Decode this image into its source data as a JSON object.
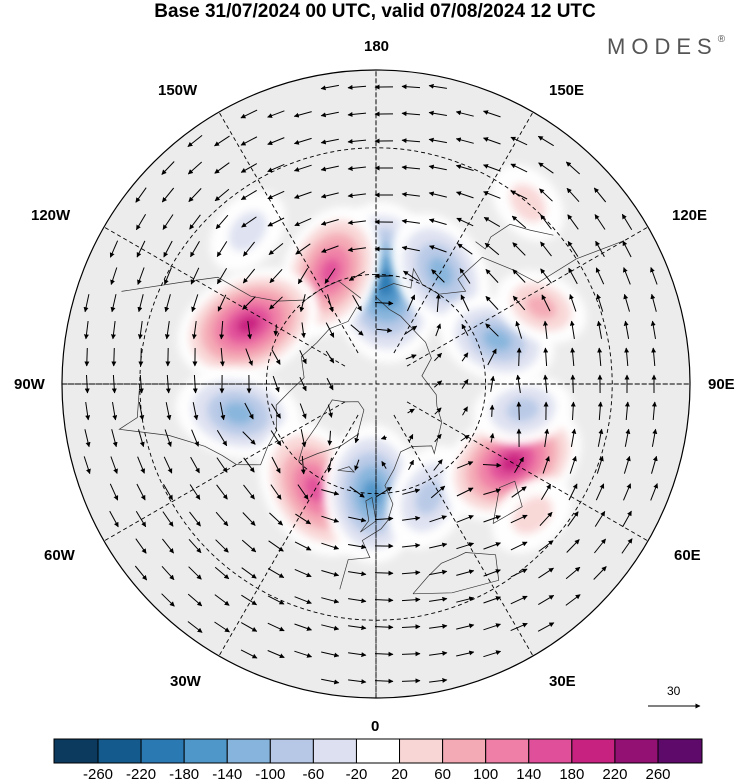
{
  "title": "Base 31/07/2024 00 UTC, valid 07/08/2024 12 UTC",
  "brand": "MODES",
  "brand_mark": "®",
  "longitude_labels": {
    "top": "180",
    "bottom": "0",
    "left": "90W",
    "right": "90E",
    "upper_left_1": "150W",
    "upper_left_2": "120W",
    "upper_right_1": "150E",
    "upper_right_2": "120E",
    "lower_left_1": "60W",
    "lower_left_2": "30W",
    "lower_right_1": "60E",
    "lower_right_2": "30E"
  },
  "wind_reference": {
    "value": "30"
  },
  "colorbar": {
    "labels": [
      "-260",
      "-220",
      "-180",
      "-140",
      "-100",
      "-60",
      "-20",
      "20",
      "60",
      "100",
      "140",
      "180",
      "220",
      "260"
    ],
    "colors": [
      "#0b3a5e",
      "#155a8c",
      "#2b79b3",
      "#4f97c9",
      "#86b4dc",
      "#b6c8e6",
      "#dde0f0",
      "#ffffff",
      "#f9d6d6",
      "#f3aab4",
      "#ef7fa6",
      "#e0509a",
      "#c7227f",
      "#921173",
      "#5e0a6b"
    ]
  },
  "anomaly_centers": [
    {
      "lon": 175,
      "lat": 62,
      "value": -230
    },
    {
      "lon": 150,
      "lat": 55,
      "value": -150
    },
    {
      "lon": -158,
      "lat": 57,
      "value": 170
    },
    {
      "lon": -115,
      "lat": 52,
      "value": 200
    },
    {
      "lon": -78,
      "lat": 52,
      "value": -150
    },
    {
      "lon": -30,
      "lat": 57,
      "value": 190
    },
    {
      "lon": -2,
      "lat": 60,
      "value": -180
    },
    {
      "lon": 25,
      "lat": 56,
      "value": -110
    },
    {
      "lon": 60,
      "lat": 48,
      "value": 200
    },
    {
      "lon": 80,
      "lat": 50,
      "value": -90
    },
    {
      "lon": 110,
      "lat": 55,
      "value": -130
    },
    {
      "lon": 115,
      "lat": 42,
      "value": 80
    },
    {
      "lon": 140,
      "lat": 30,
      "value": 60
    },
    {
      "lon": -140,
      "lat": 38,
      "value": -70
    },
    {
      "lon": 50,
      "lat": 37,
      "value": 70
    }
  ]
}
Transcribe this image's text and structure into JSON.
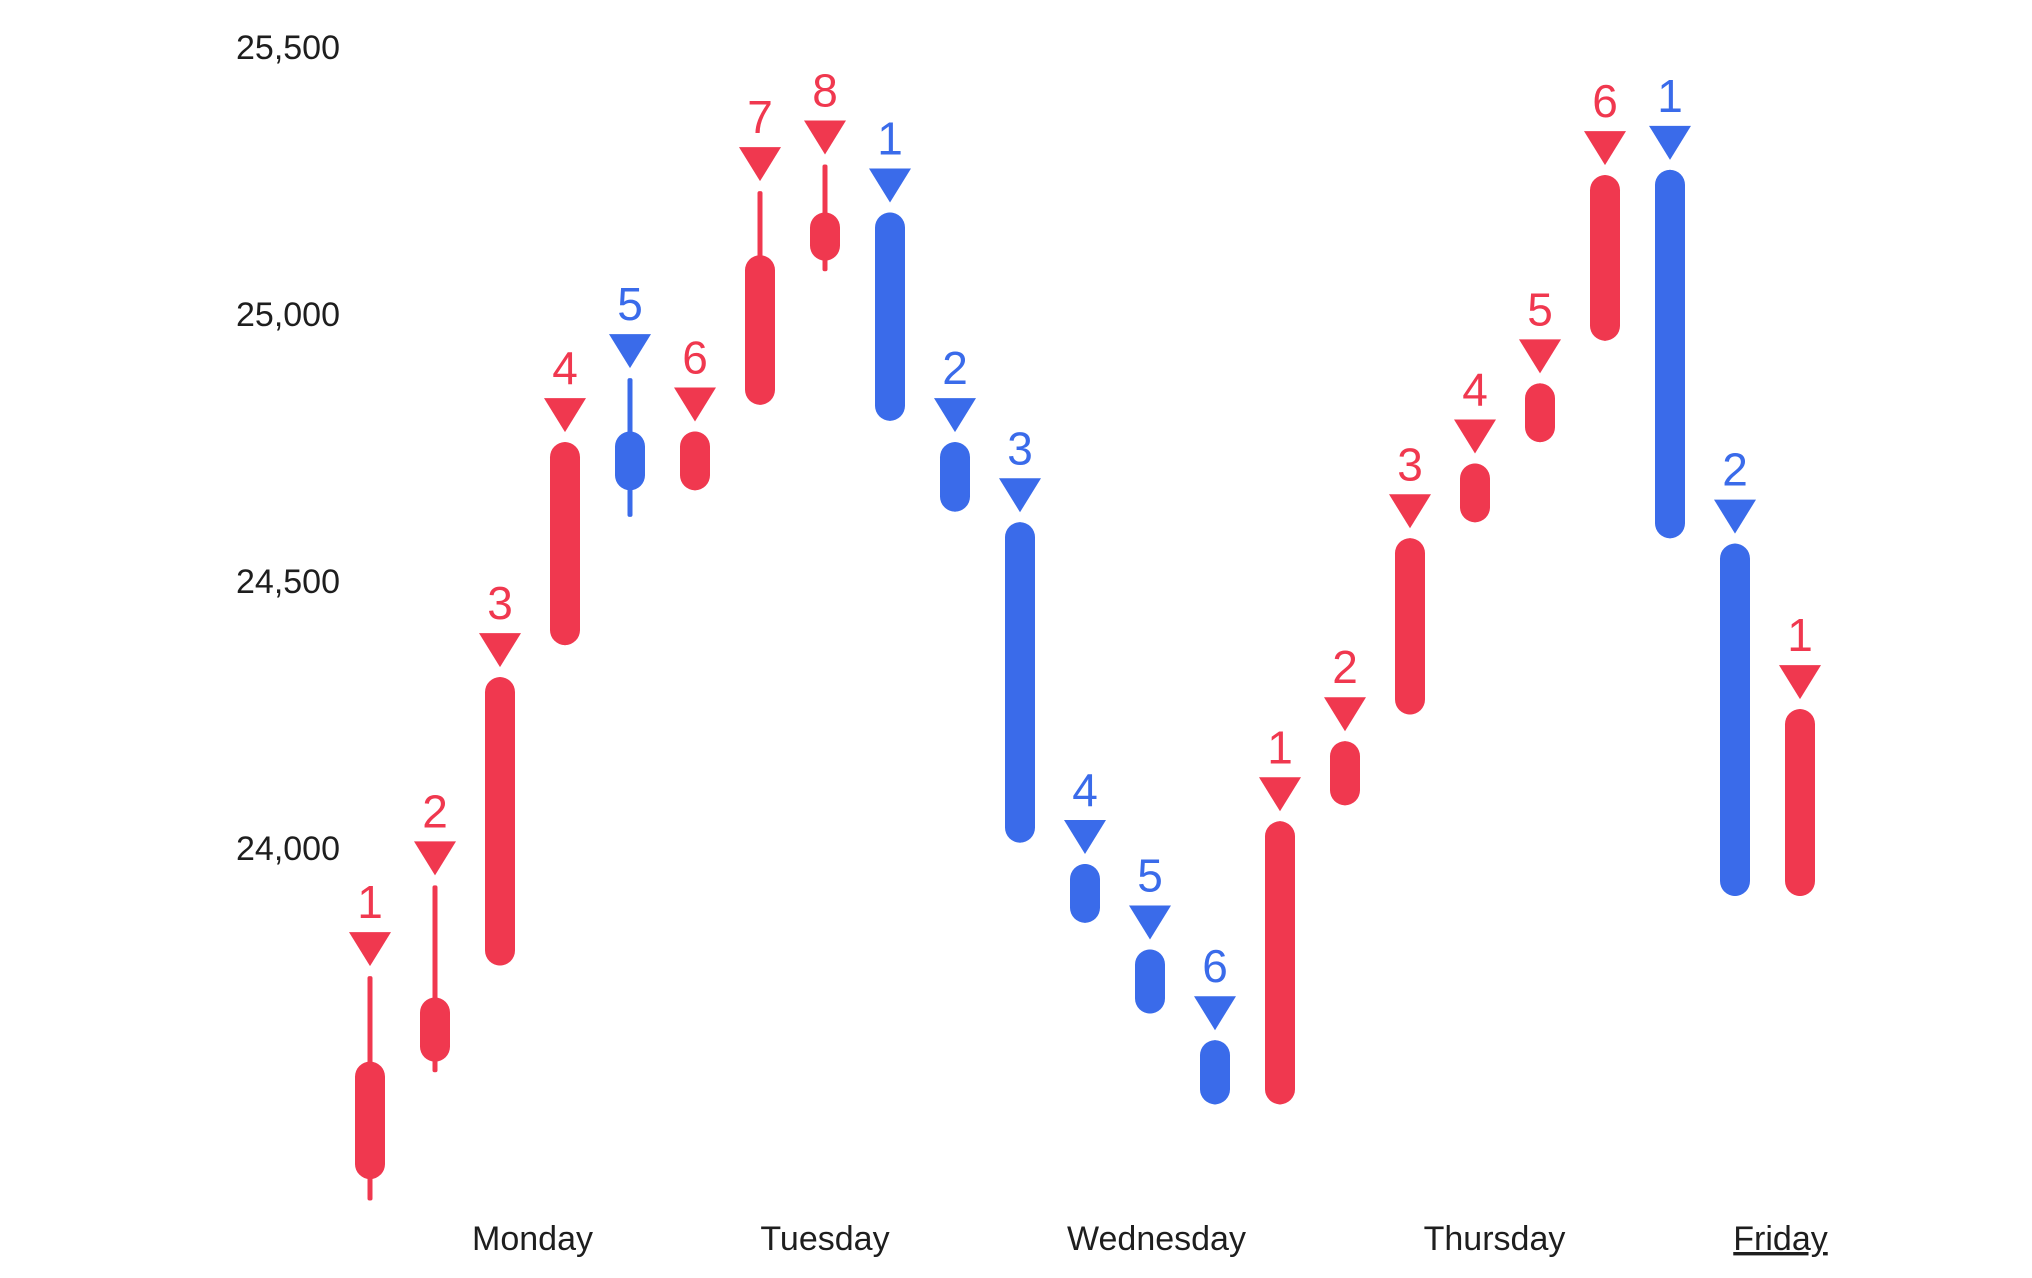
{
  "colors": {
    "up": "#f0384f",
    "down": "#3a6bea",
    "text": "#1e1e1e"
  },
  "chart_data": {
    "type": "candlestick",
    "title": "",
    "xlabel": "",
    "ylabel": "",
    "ylim": [
      23300,
      25600
    ],
    "yticks": [
      {
        "value": 25500,
        "label": "25,500"
      },
      {
        "value": 25000,
        "label": "25,000"
      },
      {
        "value": 24500,
        "label": "24,500"
      },
      {
        "value": 24000,
        "label": "24,000"
      }
    ],
    "days": [
      {
        "label": "Monday",
        "underline": false,
        "center": 2.5
      },
      {
        "label": "Tuesday",
        "underline": false,
        "center": 7
      },
      {
        "label": "Wednesday",
        "underline": false,
        "center": 12.1
      },
      {
        "label": "Thursday",
        "underline": false,
        "center": 17.3
      },
      {
        "label": "Friday",
        "underline": true,
        "center": 21.7
      }
    ],
    "candles": [
      {
        "day": "Monday",
        "count": "1",
        "color": "up",
        "open": 23380,
        "close": 23600,
        "high": 23760,
        "low": 23340
      },
      {
        "day": "Monday",
        "count": "2",
        "color": "up",
        "open": 23600,
        "close": 23720,
        "high": 23930,
        "low": 23580
      },
      {
        "day": "Monday",
        "count": "3",
        "color": "up",
        "open": 23780,
        "close": 24320,
        "high": 24320,
        "low": 23780
      },
      {
        "day": "Monday",
        "count": "4",
        "color": "up",
        "open": 24380,
        "close": 24760,
        "high": 24760,
        "low": 24380
      },
      {
        "day": "Tuesday",
        "count": "5",
        "color": "down",
        "open": 24780,
        "close": 24670,
        "high": 24880,
        "low": 24620
      },
      {
        "day": "Tuesday",
        "count": "6",
        "color": "up",
        "open": 24670,
        "close": 24780,
        "high": 24780,
        "low": 24670
      },
      {
        "day": "Tuesday",
        "count": "7",
        "color": "up",
        "open": 24830,
        "close": 25110,
        "high": 25230,
        "low": 24830
      },
      {
        "day": "Tuesday",
        "count": "8",
        "color": "up",
        "open": 25100,
        "close": 25190,
        "high": 25280,
        "low": 25080
      },
      {
        "day": "Wednesday",
        "count": "1",
        "color": "down",
        "open": 25190,
        "close": 24800,
        "high": 25190,
        "low": 24800
      },
      {
        "day": "Wednesday",
        "count": "2",
        "color": "down",
        "open": 24760,
        "close": 24630,
        "high": 24760,
        "low": 24630
      },
      {
        "day": "Wednesday",
        "count": "3",
        "color": "down",
        "open": 24610,
        "close": 24010,
        "high": 24610,
        "low": 24010
      },
      {
        "day": "Wednesday",
        "count": "4",
        "color": "down",
        "open": 23970,
        "close": 23860,
        "high": 23970,
        "low": 23860
      },
      {
        "day": "Wednesday",
        "count": "5",
        "color": "down",
        "open": 23810,
        "close": 23690,
        "high": 23810,
        "low": 23690
      },
      {
        "day": "Wednesday",
        "count": "6",
        "color": "down",
        "open": 23640,
        "close": 23520,
        "high": 23640,
        "low": 23520
      },
      {
        "day": "Thursday",
        "count": "1",
        "color": "up",
        "open": 23520,
        "close": 24050,
        "high": 24050,
        "low": 23520
      },
      {
        "day": "Thursday",
        "count": "2",
        "color": "up",
        "open": 24080,
        "close": 24200,
        "high": 24200,
        "low": 24080
      },
      {
        "day": "Thursday",
        "count": "3",
        "color": "up",
        "open": 24250,
        "close": 24580,
        "high": 24580,
        "low": 24250
      },
      {
        "day": "Thursday",
        "count": "4",
        "color": "up",
        "open": 24610,
        "close": 24720,
        "high": 24720,
        "low": 24610
      },
      {
        "day": "Thursday",
        "count": "5",
        "color": "up",
        "open": 24760,
        "close": 24870,
        "high": 24870,
        "low": 24760
      },
      {
        "day": "Friday",
        "count": "6",
        "color": "up",
        "open": 24950,
        "close": 25260,
        "high": 25260,
        "low": 24950
      },
      {
        "day": "Friday",
        "count": "1",
        "color": "down",
        "open": 25270,
        "close": 24580,
        "high": 25270,
        "low": 24580
      },
      {
        "day": "Friday",
        "count": "2",
        "color": "down",
        "open": 24570,
        "close": 23910,
        "high": 24570,
        "low": 23910
      },
      {
        "day": "Friday",
        "count": "1",
        "color": "up",
        "open": 23910,
        "close": 24260,
        "high": 24260,
        "low": 23910
      }
    ]
  }
}
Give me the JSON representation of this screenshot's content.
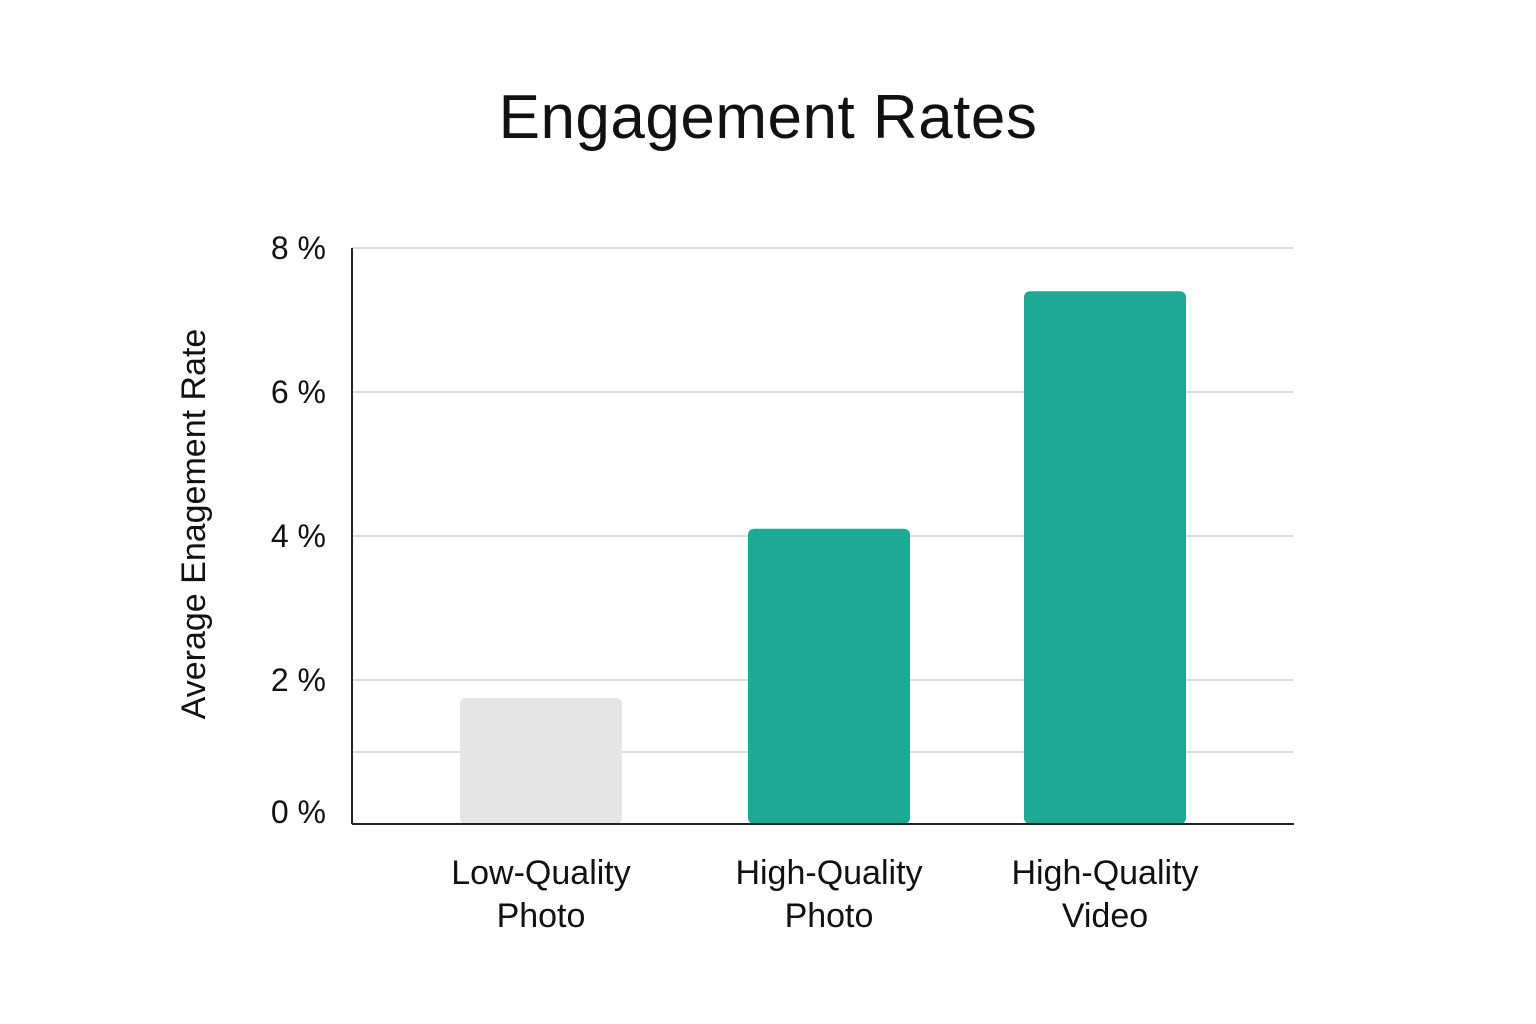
{
  "chart_data": {
    "type": "bar",
    "title": "Engagement Rates",
    "ylabel": "Average Enagement Rate",
    "xlabel": "",
    "categories": [
      [
        "Low-Quality",
        "Photo"
      ],
      [
        "High-Quality",
        "Photo"
      ],
      [
        "High-Quality",
        "Video"
      ]
    ],
    "values": [
      1.75,
      4.1,
      7.4
    ],
    "bar_colors": [
      "#e5e5e5",
      "#1fa893",
      "#1fa893"
    ],
    "ylim": [
      0,
      8
    ],
    "yticks": [
      {
        "value": 0,
        "label": "0 %"
      },
      {
        "value": 2,
        "label": "2 %"
      },
      {
        "value": 4,
        "label": "4 %"
      },
      {
        "value": 6,
        "label": "6 %"
      },
      {
        "value": 8,
        "label": "8 %"
      }
    ],
    "gridlines": [
      1,
      2,
      4,
      6,
      8
    ],
    "grid": true,
    "legend": "none"
  }
}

※

● Problem requirements
Look over the records above and copy each line that includes the string "text".

● Answer to the problem
Transcribe this image's text and structure into JSON.
    "text": "#1e1e1e"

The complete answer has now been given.